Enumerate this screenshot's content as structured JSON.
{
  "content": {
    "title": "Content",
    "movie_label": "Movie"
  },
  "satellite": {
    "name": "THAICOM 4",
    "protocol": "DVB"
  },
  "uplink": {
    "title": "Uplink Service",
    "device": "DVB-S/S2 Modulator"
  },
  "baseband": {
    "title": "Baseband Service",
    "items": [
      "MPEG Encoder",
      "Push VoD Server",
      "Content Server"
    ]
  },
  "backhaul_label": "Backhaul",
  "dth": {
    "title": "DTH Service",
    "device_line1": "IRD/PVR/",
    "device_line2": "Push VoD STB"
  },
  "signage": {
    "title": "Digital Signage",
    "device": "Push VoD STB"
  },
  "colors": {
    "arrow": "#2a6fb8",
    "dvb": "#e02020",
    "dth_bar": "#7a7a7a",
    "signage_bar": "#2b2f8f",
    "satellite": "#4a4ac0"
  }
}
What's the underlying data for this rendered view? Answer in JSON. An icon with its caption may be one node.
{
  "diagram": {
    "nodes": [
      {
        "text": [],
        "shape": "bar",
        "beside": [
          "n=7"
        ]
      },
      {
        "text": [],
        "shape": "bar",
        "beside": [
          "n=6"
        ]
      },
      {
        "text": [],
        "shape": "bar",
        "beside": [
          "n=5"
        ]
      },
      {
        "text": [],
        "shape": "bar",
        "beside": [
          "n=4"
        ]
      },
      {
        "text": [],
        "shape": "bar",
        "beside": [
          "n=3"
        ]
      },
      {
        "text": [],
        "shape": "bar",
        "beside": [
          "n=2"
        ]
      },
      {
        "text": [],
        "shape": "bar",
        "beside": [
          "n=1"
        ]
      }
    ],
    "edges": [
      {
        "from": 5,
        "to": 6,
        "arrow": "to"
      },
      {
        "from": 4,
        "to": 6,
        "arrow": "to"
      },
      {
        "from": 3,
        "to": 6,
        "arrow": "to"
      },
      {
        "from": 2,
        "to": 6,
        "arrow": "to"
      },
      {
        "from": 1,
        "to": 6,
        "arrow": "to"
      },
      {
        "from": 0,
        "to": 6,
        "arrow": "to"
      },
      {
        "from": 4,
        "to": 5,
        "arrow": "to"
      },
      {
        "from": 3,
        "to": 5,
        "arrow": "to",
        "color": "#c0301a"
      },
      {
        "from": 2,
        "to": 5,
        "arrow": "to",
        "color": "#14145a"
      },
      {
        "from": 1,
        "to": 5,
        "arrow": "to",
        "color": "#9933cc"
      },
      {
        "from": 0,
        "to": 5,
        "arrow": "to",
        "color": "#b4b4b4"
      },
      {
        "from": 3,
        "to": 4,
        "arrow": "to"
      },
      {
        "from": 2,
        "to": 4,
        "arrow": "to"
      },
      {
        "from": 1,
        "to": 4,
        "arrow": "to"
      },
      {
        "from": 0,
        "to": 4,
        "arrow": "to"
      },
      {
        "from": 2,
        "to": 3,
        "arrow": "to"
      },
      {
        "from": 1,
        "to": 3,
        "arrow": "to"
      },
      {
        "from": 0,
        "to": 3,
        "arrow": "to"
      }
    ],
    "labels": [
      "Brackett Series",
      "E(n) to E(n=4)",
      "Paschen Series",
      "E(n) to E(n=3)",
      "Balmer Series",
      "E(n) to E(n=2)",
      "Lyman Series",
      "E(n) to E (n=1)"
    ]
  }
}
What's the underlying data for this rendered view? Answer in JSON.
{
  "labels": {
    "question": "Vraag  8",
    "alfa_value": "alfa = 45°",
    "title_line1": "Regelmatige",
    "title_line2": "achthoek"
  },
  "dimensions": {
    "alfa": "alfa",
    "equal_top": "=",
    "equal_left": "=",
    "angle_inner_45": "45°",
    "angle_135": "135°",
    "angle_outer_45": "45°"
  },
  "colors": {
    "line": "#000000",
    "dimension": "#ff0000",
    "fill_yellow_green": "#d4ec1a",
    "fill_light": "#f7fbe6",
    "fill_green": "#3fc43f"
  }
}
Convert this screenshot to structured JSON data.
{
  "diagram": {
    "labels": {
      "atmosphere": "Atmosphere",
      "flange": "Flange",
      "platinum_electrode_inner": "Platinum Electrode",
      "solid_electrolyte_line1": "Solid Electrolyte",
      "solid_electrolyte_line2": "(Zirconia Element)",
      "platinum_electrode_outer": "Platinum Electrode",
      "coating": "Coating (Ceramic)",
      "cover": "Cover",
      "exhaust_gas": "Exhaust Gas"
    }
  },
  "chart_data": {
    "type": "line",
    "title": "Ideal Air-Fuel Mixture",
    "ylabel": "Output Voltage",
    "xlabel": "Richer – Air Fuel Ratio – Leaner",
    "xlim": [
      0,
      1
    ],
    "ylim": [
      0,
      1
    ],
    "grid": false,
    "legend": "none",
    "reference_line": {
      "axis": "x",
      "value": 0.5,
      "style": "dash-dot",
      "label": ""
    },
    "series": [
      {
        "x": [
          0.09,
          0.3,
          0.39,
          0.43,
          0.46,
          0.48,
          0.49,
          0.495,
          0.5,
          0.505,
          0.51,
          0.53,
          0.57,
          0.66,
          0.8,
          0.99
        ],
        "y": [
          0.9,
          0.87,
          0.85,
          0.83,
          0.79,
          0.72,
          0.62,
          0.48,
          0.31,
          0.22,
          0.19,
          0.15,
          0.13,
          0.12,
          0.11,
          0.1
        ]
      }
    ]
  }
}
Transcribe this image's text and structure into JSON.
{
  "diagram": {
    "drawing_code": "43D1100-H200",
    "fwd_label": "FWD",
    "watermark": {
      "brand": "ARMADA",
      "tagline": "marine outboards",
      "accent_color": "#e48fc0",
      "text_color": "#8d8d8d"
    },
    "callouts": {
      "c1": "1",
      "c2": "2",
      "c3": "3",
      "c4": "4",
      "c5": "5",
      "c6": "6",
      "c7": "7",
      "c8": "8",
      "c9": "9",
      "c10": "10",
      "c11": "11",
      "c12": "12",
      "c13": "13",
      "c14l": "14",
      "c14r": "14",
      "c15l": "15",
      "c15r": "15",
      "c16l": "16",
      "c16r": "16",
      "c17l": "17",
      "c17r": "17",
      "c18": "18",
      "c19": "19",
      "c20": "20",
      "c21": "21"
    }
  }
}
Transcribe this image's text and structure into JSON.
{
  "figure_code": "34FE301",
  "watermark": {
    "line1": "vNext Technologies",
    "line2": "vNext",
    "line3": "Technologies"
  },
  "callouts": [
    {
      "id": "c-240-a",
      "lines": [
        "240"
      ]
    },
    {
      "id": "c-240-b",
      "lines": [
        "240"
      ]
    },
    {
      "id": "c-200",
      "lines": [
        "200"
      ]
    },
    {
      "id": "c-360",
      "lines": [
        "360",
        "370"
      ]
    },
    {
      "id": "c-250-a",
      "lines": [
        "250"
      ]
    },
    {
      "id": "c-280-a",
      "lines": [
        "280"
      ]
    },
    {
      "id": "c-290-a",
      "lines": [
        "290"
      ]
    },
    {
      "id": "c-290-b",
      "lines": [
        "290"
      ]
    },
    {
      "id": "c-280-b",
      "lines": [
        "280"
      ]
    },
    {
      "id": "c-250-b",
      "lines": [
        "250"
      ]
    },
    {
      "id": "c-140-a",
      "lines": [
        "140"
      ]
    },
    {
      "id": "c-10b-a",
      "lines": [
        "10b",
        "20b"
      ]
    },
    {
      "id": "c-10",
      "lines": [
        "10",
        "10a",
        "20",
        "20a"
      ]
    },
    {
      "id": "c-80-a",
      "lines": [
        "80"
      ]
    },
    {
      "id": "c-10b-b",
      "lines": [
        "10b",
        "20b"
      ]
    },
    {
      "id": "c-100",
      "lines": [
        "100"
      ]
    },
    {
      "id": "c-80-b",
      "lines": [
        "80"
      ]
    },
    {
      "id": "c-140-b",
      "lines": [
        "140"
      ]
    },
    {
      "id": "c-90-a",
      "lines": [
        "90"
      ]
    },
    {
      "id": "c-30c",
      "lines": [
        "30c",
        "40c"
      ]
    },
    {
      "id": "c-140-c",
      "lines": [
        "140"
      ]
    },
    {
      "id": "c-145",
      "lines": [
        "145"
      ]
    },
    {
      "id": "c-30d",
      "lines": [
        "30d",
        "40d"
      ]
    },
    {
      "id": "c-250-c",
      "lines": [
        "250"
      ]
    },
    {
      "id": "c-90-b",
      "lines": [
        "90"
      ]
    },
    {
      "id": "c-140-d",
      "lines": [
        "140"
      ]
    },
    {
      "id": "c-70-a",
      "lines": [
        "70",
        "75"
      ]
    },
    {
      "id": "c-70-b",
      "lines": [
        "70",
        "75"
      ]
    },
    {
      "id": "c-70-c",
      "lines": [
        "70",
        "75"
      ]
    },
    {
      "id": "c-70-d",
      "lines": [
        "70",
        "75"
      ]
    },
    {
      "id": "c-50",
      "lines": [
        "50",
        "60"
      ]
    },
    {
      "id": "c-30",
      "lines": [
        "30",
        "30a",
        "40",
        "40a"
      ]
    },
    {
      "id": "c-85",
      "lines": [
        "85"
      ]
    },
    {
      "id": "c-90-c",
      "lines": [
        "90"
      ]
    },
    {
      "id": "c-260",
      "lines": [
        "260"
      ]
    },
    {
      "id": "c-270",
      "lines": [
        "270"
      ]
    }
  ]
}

━━━━

Goal of the exercise → Where does the word "What" appear in the listing? List each line that holds it.

Response for this exercise →
What's the underlying data for this rendered view? Answer in JSON. An icon with its caption may be one node.
What's the underlying data for this rendered view? Answer in JSON.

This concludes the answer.